What you have to do ▸ Each line below must be set down exactly; omit any image you find.

Entries shown ▸
________________________________________
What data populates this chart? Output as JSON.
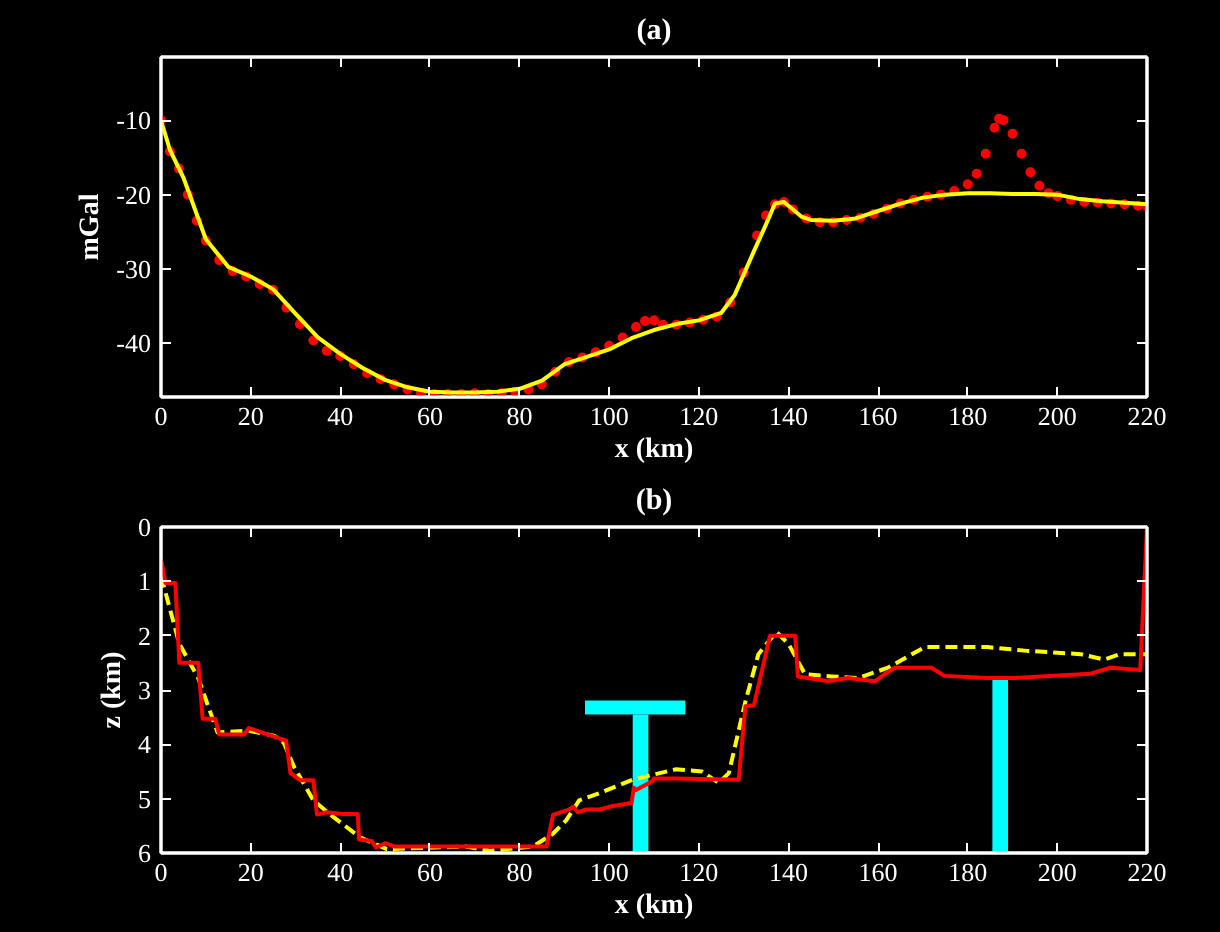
{
  "chart_data": [
    {
      "type": "line",
      "title": "(a)",
      "xlabel": "x (km)",
      "ylabel": "mGal",
      "xlim": [
        0,
        220
      ],
      "ylim": [
        -47.2,
        -1.5
      ],
      "xticks": [
        0,
        20,
        40,
        60,
        80,
        100,
        120,
        140,
        160,
        180,
        200,
        220
      ],
      "yticks": [
        -10,
        -20,
        -30,
        -40
      ],
      "grid": false,
      "series": [
        {
          "type": "scatter",
          "marker": "circle",
          "color": "#ff0000",
          "x": [
            0,
            2,
            4,
            6,
            8,
            10,
            13,
            16,
            19,
            22,
            25,
            28,
            31,
            34,
            37,
            40,
            43,
            46,
            49,
            52,
            55,
            58,
            61,
            64,
            67,
            70,
            73,
            76,
            79,
            82,
            85,
            88,
            91,
            94,
            97,
            100,
            103,
            106,
            108,
            110,
            112,
            115,
            118,
            121,
            124,
            127,
            130,
            133,
            135,
            137,
            139,
            141,
            144,
            147,
            150,
            153,
            156,
            159,
            162,
            165,
            168,
            171,
            174,
            177,
            180,
            182,
            184,
            186,
            187,
            188,
            190,
            192,
            194,
            196,
            198,
            200,
            203,
            206,
            209,
            212,
            215,
            218,
            220
          ],
          "values": [
            -10,
            -14.2,
            -16.5,
            -20,
            -23.5,
            -26.2,
            -28.8,
            -30.3,
            -31,
            -32,
            -32.8,
            -35.2,
            -37.4,
            -39.6,
            -41,
            -41.7,
            -42.8,
            -44,
            -44.8,
            -45.5,
            -46.2,
            -46.7,
            -46.8,
            -46.8,
            -46.8,
            -46.7,
            -46.8,
            -46.7,
            -46.5,
            -46.2,
            -45.5,
            -43.8,
            -42.5,
            -41.9,
            -41.2,
            -40.3,
            -39.2,
            -37.8,
            -37,
            -36.9,
            -37.5,
            -37.5,
            -37.2,
            -36.8,
            -36.4,
            -34.5,
            -30.5,
            -25.5,
            -22.8,
            -21.3,
            -21,
            -22,
            -23.2,
            -23.7,
            -23.7,
            -23.4,
            -23.1,
            -22.6,
            -21.9,
            -21.2,
            -20.7,
            -20.3,
            -20,
            -19.5,
            -18.6,
            -17.2,
            -14.5,
            -11,
            -9.8,
            -10,
            -11.8,
            -14.5,
            -17,
            -18.8,
            -19.8,
            -20.2,
            -20.7,
            -21,
            -21.1,
            -21.2,
            -21.3,
            -21.5,
            -21.6
          ]
        },
        {
          "line_style": "solid",
          "color": "#ffff00",
          "x": [
            0,
            2,
            5,
            10,
            15,
            20,
            25,
            30,
            35,
            40,
            45,
            50,
            55,
            60,
            65,
            70,
            75,
            80,
            85,
            90,
            95,
            100,
            105,
            110,
            115,
            120,
            125,
            128,
            132,
            135,
            137,
            139,
            141,
            143,
            145,
            150,
            155,
            160,
            165,
            170,
            175,
            180,
            185,
            190,
            195,
            200,
            205,
            210,
            215,
            220
          ],
          "values": [
            -10,
            -14,
            -17.7,
            -26,
            -29.7,
            -31,
            -32.7,
            -36,
            -39.2,
            -41.4,
            -43.3,
            -44.9,
            -45.9,
            -46.5,
            -46.6,
            -46.6,
            -46.5,
            -46.1,
            -45,
            -42.8,
            -41.8,
            -40.8,
            -39.3,
            -38.2,
            -37.4,
            -36.9,
            -35.9,
            -33.5,
            -28,
            -24,
            -21.2,
            -21,
            -22,
            -23,
            -23.4,
            -23.5,
            -23.2,
            -22.2,
            -21.2,
            -20.4,
            -20,
            -19.8,
            -19.8,
            -19.9,
            -19.9,
            -20,
            -20.6,
            -20.9,
            -21.1,
            -21.3
          ]
        }
      ]
    },
    {
      "type": "line",
      "title": "(b)",
      "xlabel": "x (km)",
      "ylabel": "z (km)",
      "xlim": [
        0,
        220
      ],
      "ylim": [
        6,
        0
      ],
      "xticks": [
        0,
        20,
        40,
        60,
        80,
        100,
        120,
        140,
        160,
        180,
        200,
        220
      ],
      "yticks": [
        0,
        1,
        2,
        3,
        4,
        5,
        6
      ],
      "grid": false,
      "series": [
        {
          "type": "bar",
          "color": "#00ffff",
          "x": [
            107,
            187.25
          ],
          "base": [
            3.45,
            2.75
          ],
          "values": [
            2.55,
            3.25
          ]
        },
        {
          "line_style": "solid",
          "color": "#00ffff",
          "x": [
            94.6,
            117
          ],
          "values": [
            3.32,
            3.32
          ]
        },
        {
          "line_style": "dashed",
          "color": "#ffff00",
          "x": [
            0,
            4.1,
            8.3,
            12.6,
            19.6,
            25.2,
            27.4,
            29.6,
            34,
            38.5,
            44.4,
            50.4,
            68,
            73.3,
            83,
            87.4,
            90.4,
            93.3,
            97.8,
            105.2,
            114.8,
            120.7,
            124.4,
            126.7,
            130.4,
            133.3,
            137.3,
            140,
            143.7,
            149.6,
            155.6,
            162.2,
            170.4,
            184.4,
            193.3,
            205.2,
            210.4,
            214,
            220
          ],
          "values": [
            0.9,
            2.15,
            2.78,
            3.78,
            3.75,
            3.84,
            3.97,
            4.4,
            5.03,
            5.34,
            5.71,
            5.93,
            5.88,
            5.96,
            5.88,
            5.65,
            5.4,
            5.03,
            4.9,
            4.65,
            4.46,
            4.5,
            4.71,
            4.53,
            3.21,
            2.34,
            1.93,
            2.15,
            2.71,
            2.75,
            2.78,
            2.59,
            2.21,
            2.21,
            2.28,
            2.34,
            2.44,
            2.34,
            2.34
          ]
        },
        {
          "line_style": "solid",
          "color": "#ff0000",
          "x": [
            0,
            1,
            3.2,
            4.1,
            8.3,
            9.3,
            12.1,
            13,
            18.5,
            19.6,
            27.9,
            28.9,
            31,
            34,
            34.8,
            37,
            40.3,
            43.9,
            44.2,
            47,
            48,
            50,
            52,
            86,
            87.5,
            91,
            92,
            93,
            95,
            98,
            100,
            105,
            105.5,
            106,
            109.6,
            110,
            114.8,
            128.9,
            130.4,
            132.3,
            135.9,
            141.5,
            142.1,
            148.9,
            153.3,
            159.3,
            161.5,
            163.7,
            171.9,
            174.8,
            184.4,
            190.4,
            196.3,
            207.4,
            211.9,
            218.5,
            220
          ],
          "values": [
            0.6,
            1.03,
            1.03,
            2.5,
            2.5,
            3.53,
            3.53,
            3.82,
            3.82,
            3.7,
            3.93,
            4.53,
            4.66,
            4.66,
            5.29,
            5.25,
            5.28,
            5.28,
            5.75,
            5.78,
            5.9,
            5.82,
            5.88,
            5.88,
            5.3,
            5.2,
            5.15,
            5.25,
            5.2,
            5.2,
            5.15,
            5.08,
            4.8,
            4.84,
            4.68,
            4.63,
            4.63,
            4.65,
            3.3,
            3.28,
            2.0,
            2.0,
            2.75,
            2.84,
            2.78,
            2.84,
            2.71,
            2.59,
            2.59,
            2.74,
            2.78,
            2.78,
            2.75,
            2.7,
            2.59,
            2.63,
            0
          ]
        }
      ]
    }
  ]
}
________________________________________
Exercise answer ▸
What data populates this chart? Output as JSON.
{
  "chart_data": [
    {
      "type": "line",
      "title": "(a)",
      "xlabel": "x (km)",
      "ylabel": "mGal",
      "xlim": [
        0,
        220
      ],
      "ylim": [
        -47.2,
        -1.5
      ],
      "xticks": [
        0,
        20,
        40,
        60,
        80,
        100,
        120,
        140,
        160,
        180,
        200,
        220
      ],
      "yticks": [
        -10,
        -20,
        -30,
        -40
      ],
      "grid": false,
      "series": [
        {
          "type": "scatter",
          "marker": "circle",
          "color": "#ff0000",
          "x": [
            0,
            2,
            4,
            6,
            8,
            10,
            13,
            16,
            19,
            22,
            25,
            28,
            31,
            34,
            37,
            40,
            43,
            46,
            49,
            52,
            55,
            58,
            61,
            64,
            67,
            70,
            73,
            76,
            79,
            82,
            85,
            88,
            91,
            94,
            97,
            100,
            103,
            106,
            108,
            110,
            112,
            115,
            118,
            121,
            124,
            127,
            130,
            133,
            135,
            137,
            139,
            141,
            144,
            147,
            150,
            153,
            156,
            159,
            162,
            165,
            168,
            171,
            174,
            177,
            180,
            182,
            184,
            186,
            187,
            188,
            190,
            192,
            194,
            196,
            198,
            200,
            203,
            206,
            209,
            212,
            215,
            218,
            220
          ],
          "values": [
            -10,
            -14.2,
            -16.5,
            -20,
            -23.5,
            -26.2,
            -28.8,
            -30.3,
            -31,
            -32,
            -32.8,
            -35.2,
            -37.4,
            -39.6,
            -41,
            -41.7,
            -42.8,
            -44,
            -44.8,
            -45.5,
            -46.2,
            -46.7,
            -46.8,
            -46.8,
            -46.8,
            -46.7,
            -46.8,
            -46.7,
            -46.5,
            -46.2,
            -45.5,
            -43.8,
            -42.5,
            -41.9,
            -41.2,
            -40.3,
            -39.2,
            -37.8,
            -37,
            -36.9,
            -37.5,
            -37.5,
            -37.2,
            -36.8,
            -36.4,
            -34.5,
            -30.5,
            -25.5,
            -22.8,
            -21.3,
            -21,
            -22,
            -23.2,
            -23.7,
            -23.7,
            -23.4,
            -23.1,
            -22.6,
            -21.9,
            -21.2,
            -20.7,
            -20.3,
            -20,
            -19.5,
            -18.6,
            -17.2,
            -14.5,
            -11,
            -9.8,
            -10,
            -11.8,
            -14.5,
            -17,
            -18.8,
            -19.8,
            -20.2,
            -20.7,
            -21,
            -21.1,
            -21.2,
            -21.3,
            -21.5,
            -21.6
          ]
        },
        {
          "line_style": "solid",
          "color": "#ffff00",
          "x": [
            0,
            2,
            5,
            10,
            15,
            20,
            25,
            30,
            35,
            40,
            45,
            50,
            55,
            60,
            65,
            70,
            75,
            80,
            85,
            90,
            95,
            100,
            105,
            110,
            115,
            120,
            125,
            128,
            132,
            135,
            137,
            139,
            141,
            143,
            145,
            150,
            155,
            160,
            165,
            170,
            175,
            180,
            185,
            190,
            195,
            200,
            205,
            210,
            215,
            220
          ],
          "values": [
            -10,
            -14,
            -17.7,
            -26,
            -29.7,
            -31,
            -32.7,
            -36,
            -39.2,
            -41.4,
            -43.3,
            -44.9,
            -45.9,
            -46.5,
            -46.6,
            -46.6,
            -46.5,
            -46.1,
            -45,
            -42.8,
            -41.8,
            -40.8,
            -39.3,
            -38.2,
            -37.4,
            -36.9,
            -35.9,
            -33.5,
            -28,
            -24,
            -21.2,
            -21,
            -22,
            -23,
            -23.4,
            -23.5,
            -23.2,
            -22.2,
            -21.2,
            -20.4,
            -20,
            -19.8,
            -19.8,
            -19.9,
            -19.9,
            -20,
            -20.6,
            -20.9,
            -21.1,
            -21.3
          ]
        }
      ]
    },
    {
      "type": "line",
      "title": "(b)",
      "xlabel": "x (km)",
      "ylabel": "z (km)",
      "xlim": [
        0,
        220
      ],
      "ylim": [
        6,
        0
      ],
      "xticks": [
        0,
        20,
        40,
        60,
        80,
        100,
        120,
        140,
        160,
        180,
        200,
        220
      ],
      "yticks": [
        0,
        1,
        2,
        3,
        4,
        5,
        6
      ],
      "grid": false,
      "series": [
        {
          "type": "bar",
          "color": "#00ffff",
          "x": [
            107,
            187.25
          ],
          "base": [
            3.45,
            2.75
          ],
          "values": [
            2.55,
            3.25
          ]
        },
        {
          "line_style": "solid",
          "color": "#00ffff",
          "x": [
            94.6,
            117
          ],
          "values": [
            3.32,
            3.32
          ]
        },
        {
          "line_style": "dashed",
          "color": "#ffff00",
          "x": [
            0,
            4.1,
            8.3,
            12.6,
            19.6,
            25.2,
            27.4,
            29.6,
            34,
            38.5,
            44.4,
            50.4,
            68,
            73.3,
            83,
            87.4,
            90.4,
            93.3,
            97.8,
            105.2,
            114.8,
            120.7,
            124.4,
            126.7,
            130.4,
            133.3,
            137.3,
            140,
            143.7,
            149.6,
            155.6,
            162.2,
            170.4,
            184.4,
            193.3,
            205.2,
            210.4,
            214,
            220
          ],
          "values": [
            0.9,
            2.15,
            2.78,
            3.78,
            3.75,
            3.84,
            3.97,
            4.4,
            5.03,
            5.34,
            5.71,
            5.93,
            5.88,
            5.96,
            5.88,
            5.65,
            5.4,
            5.03,
            4.9,
            4.65,
            4.46,
            4.5,
            4.71,
            4.53,
            3.21,
            2.34,
            1.93,
            2.15,
            2.71,
            2.75,
            2.78,
            2.59,
            2.21,
            2.21,
            2.28,
            2.34,
            2.44,
            2.34,
            2.34
          ]
        },
        {
          "line_style": "solid",
          "color": "#ff0000",
          "x": [
            0,
            1,
            3.2,
            4.1,
            8.3,
            9.3,
            12.1,
            13,
            18.5,
            19.6,
            27.9,
            28.9,
            31,
            34,
            34.8,
            37,
            40.3,
            43.9,
            44.2,
            47,
            48,
            50,
            52,
            86,
            87.5,
            91,
            92,
            93,
            95,
            98,
            100,
            105,
            105.5,
            106,
            109.6,
            110,
            114.8,
            128.9,
            130.4,
            132.3,
            135.9,
            141.5,
            142.1,
            148.9,
            153.3,
            159.3,
            161.5,
            163.7,
            171.9,
            174.8,
            184.4,
            190.4,
            196.3,
            207.4,
            211.9,
            218.5,
            220
          ],
          "values": [
            0.6,
            1.03,
            1.03,
            2.5,
            2.5,
            3.53,
            3.53,
            3.82,
            3.82,
            3.7,
            3.93,
            4.53,
            4.66,
            4.66,
            5.29,
            5.25,
            5.28,
            5.28,
            5.75,
            5.78,
            5.9,
            5.82,
            5.88,
            5.88,
            5.3,
            5.2,
            5.15,
            5.25,
            5.2,
            5.2,
            5.15,
            5.08,
            4.8,
            4.84,
            4.68,
            4.63,
            4.63,
            4.65,
            3.3,
            3.28,
            2.0,
            2.0,
            2.75,
            2.84,
            2.78,
            2.84,
            2.71,
            2.59,
            2.59,
            2.74,
            2.78,
            2.78,
            2.75,
            2.7,
            2.59,
            2.63,
            0
          ]
        }
      ]
    }
  ]
}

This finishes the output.